Short problem
Leave out the pictures and transcribe everything else exactly.

Extracted records
☆ ☆ ☆ ☆ ☆ ☆ ☆

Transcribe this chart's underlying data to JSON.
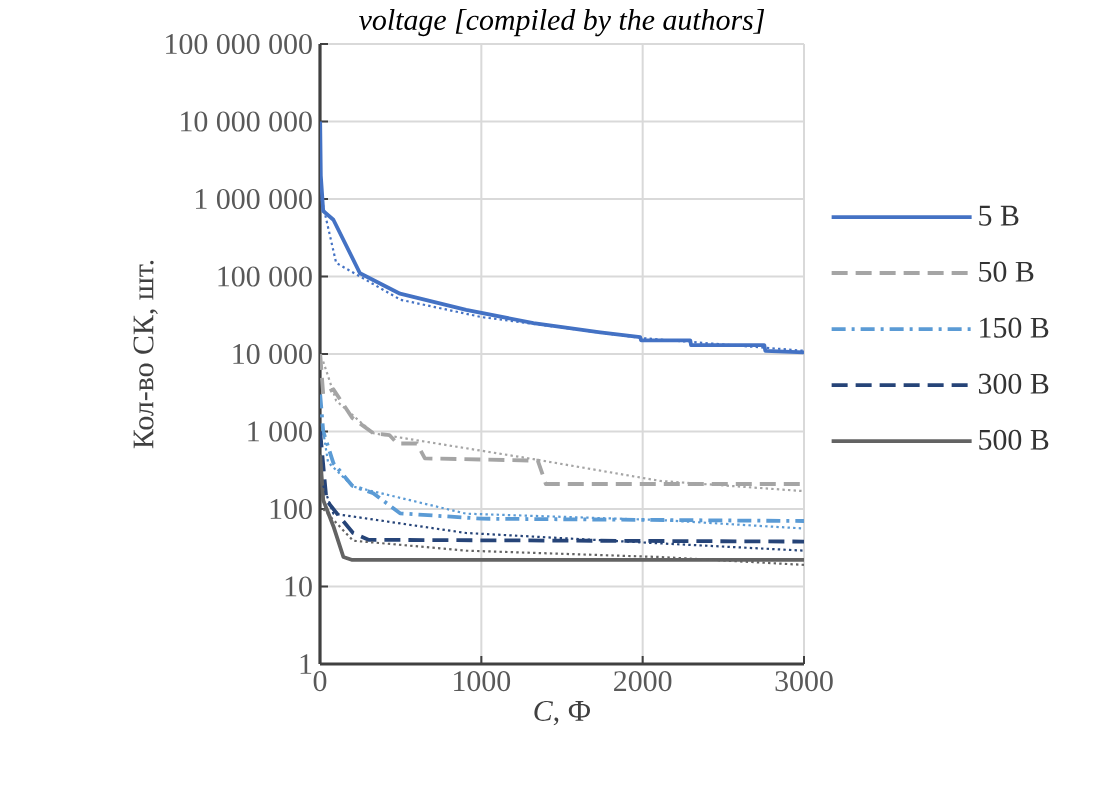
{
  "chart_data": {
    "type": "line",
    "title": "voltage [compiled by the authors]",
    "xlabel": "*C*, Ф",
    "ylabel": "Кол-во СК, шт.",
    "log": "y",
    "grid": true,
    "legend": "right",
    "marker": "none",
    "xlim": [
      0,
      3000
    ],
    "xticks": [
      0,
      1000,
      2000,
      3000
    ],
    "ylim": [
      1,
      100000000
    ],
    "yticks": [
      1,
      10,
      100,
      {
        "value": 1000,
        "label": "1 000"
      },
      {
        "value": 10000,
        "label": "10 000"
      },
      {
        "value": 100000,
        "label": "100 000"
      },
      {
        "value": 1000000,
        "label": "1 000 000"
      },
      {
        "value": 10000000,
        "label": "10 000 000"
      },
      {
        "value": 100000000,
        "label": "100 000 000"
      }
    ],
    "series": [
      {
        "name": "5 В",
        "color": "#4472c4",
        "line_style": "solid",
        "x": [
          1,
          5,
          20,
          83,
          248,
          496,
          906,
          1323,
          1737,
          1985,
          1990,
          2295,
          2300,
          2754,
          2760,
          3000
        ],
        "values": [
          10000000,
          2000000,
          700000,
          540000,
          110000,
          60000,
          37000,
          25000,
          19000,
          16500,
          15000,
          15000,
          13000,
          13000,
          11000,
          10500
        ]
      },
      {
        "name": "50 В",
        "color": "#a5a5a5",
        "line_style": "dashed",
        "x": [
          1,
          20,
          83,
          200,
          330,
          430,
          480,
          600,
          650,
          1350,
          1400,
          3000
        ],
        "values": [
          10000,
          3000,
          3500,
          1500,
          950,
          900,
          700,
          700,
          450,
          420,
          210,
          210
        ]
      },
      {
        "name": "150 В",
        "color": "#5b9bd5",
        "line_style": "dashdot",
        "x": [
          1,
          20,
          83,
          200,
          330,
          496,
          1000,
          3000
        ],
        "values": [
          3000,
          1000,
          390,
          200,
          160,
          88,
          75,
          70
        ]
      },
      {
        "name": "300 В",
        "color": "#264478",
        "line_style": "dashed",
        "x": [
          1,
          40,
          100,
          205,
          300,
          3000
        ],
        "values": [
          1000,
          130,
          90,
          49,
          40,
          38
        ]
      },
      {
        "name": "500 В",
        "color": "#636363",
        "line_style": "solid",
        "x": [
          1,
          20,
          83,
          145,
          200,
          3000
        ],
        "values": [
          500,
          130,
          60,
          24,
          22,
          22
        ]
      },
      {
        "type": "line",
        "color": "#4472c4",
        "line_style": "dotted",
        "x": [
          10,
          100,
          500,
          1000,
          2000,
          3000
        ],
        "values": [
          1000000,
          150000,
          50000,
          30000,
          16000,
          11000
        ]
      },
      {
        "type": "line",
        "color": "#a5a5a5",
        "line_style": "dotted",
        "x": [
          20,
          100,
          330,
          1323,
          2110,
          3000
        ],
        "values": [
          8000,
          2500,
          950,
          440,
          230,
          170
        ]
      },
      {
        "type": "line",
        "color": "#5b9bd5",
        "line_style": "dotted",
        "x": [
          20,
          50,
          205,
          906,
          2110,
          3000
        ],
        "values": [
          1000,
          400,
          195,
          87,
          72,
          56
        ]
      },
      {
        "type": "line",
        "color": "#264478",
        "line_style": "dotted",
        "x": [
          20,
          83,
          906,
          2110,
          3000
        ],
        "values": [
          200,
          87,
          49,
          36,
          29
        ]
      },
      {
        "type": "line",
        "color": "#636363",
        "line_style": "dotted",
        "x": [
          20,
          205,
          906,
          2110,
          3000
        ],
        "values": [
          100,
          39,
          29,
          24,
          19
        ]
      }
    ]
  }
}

☆ ☆ ☆ ☆ ☆ ☆ ☆

Output for this task
Transcribe this chart's underlying data to JSON.
{
  "chart_data": {
    "type": "line",
    "title": "voltage [compiled by the authors]",
    "xlabel": "*C*, Ф",
    "ylabel": "Кол-во СК, шт.",
    "log": "y",
    "grid": true,
    "legend": "right",
    "marker": "none",
    "xlim": [
      0,
      3000
    ],
    "xticks": [
      0,
      1000,
      2000,
      3000
    ],
    "ylim": [
      1,
      100000000
    ],
    "yticks": [
      1,
      10,
      100,
      {
        "value": 1000,
        "label": "1 000"
      },
      {
        "value": 10000,
        "label": "10 000"
      },
      {
        "value": 100000,
        "label": "100 000"
      },
      {
        "value": 1000000,
        "label": "1 000 000"
      },
      {
        "value": 10000000,
        "label": "10 000 000"
      },
      {
        "value": 100000000,
        "label": "100 000 000"
      }
    ],
    "series": [
      {
        "name": "5 В",
        "color": "#4472c4",
        "line_style": "solid",
        "x": [
          1,
          5,
          20,
          83,
          248,
          496,
          906,
          1323,
          1737,
          1985,
          1990,
          2295,
          2300,
          2754,
          2760,
          3000
        ],
        "values": [
          10000000,
          2000000,
          700000,
          540000,
          110000,
          60000,
          37000,
          25000,
          19000,
          16500,
          15000,
          15000,
          13000,
          13000,
          11000,
          10500
        ]
      },
      {
        "name": "50 В",
        "color": "#a5a5a5",
        "line_style": "dashed",
        "x": [
          1,
          20,
          83,
          200,
          330,
          430,
          480,
          600,
          650,
          1350,
          1400,
          3000
        ],
        "values": [
          10000,
          3000,
          3500,
          1500,
          950,
          900,
          700,
          700,
          450,
          420,
          210,
          210
        ]
      },
      {
        "name": "150 В",
        "color": "#5b9bd5",
        "line_style": "dashdot",
        "x": [
          1,
          20,
          83,
          200,
          330,
          496,
          1000,
          3000
        ],
        "values": [
          3000,
          1000,
          390,
          200,
          160,
          88,
          75,
          70
        ]
      },
      {
        "name": "300 В",
        "color": "#264478",
        "line_style": "dashed",
        "x": [
          1,
          40,
          100,
          205,
          300,
          3000
        ],
        "values": [
          1000,
          130,
          90,
          49,
          40,
          38
        ]
      },
      {
        "name": "500 В",
        "color": "#636363",
        "line_style": "solid",
        "x": [
          1,
          20,
          83,
          145,
          200,
          3000
        ],
        "values": [
          500,
          130,
          60,
          24,
          22,
          22
        ]
      },
      {
        "type": "line",
        "color": "#4472c4",
        "line_style": "dotted",
        "x": [
          10,
          100,
          500,
          1000,
          2000,
          3000
        ],
        "values": [
          1000000,
          150000,
          50000,
          30000,
          16000,
          11000
        ]
      },
      {
        "type": "line",
        "color": "#a5a5a5",
        "line_style": "dotted",
        "x": [
          20,
          100,
          330,
          1323,
          2110,
          3000
        ],
        "values": [
          8000,
          2500,
          950,
          440,
          230,
          170
        ]
      },
      {
        "type": "line",
        "color": "#5b9bd5",
        "line_style": "dotted",
        "x": [
          20,
          50,
          205,
          906,
          2110,
          3000
        ],
        "values": [
          1000,
          400,
          195,
          87,
          72,
          56
        ]
      },
      {
        "type": "line",
        "color": "#264478",
        "line_style": "dotted",
        "x": [
          20,
          83,
          906,
          2110,
          3000
        ],
        "values": [
          200,
          87,
          49,
          36,
          29
        ]
      },
      {
        "type": "line",
        "color": "#636363",
        "line_style": "dotted",
        "x": [
          20,
          205,
          906,
          2110,
          3000
        ],
        "values": [
          100,
          39,
          29,
          24,
          19
        ]
      }
    ]
  }
}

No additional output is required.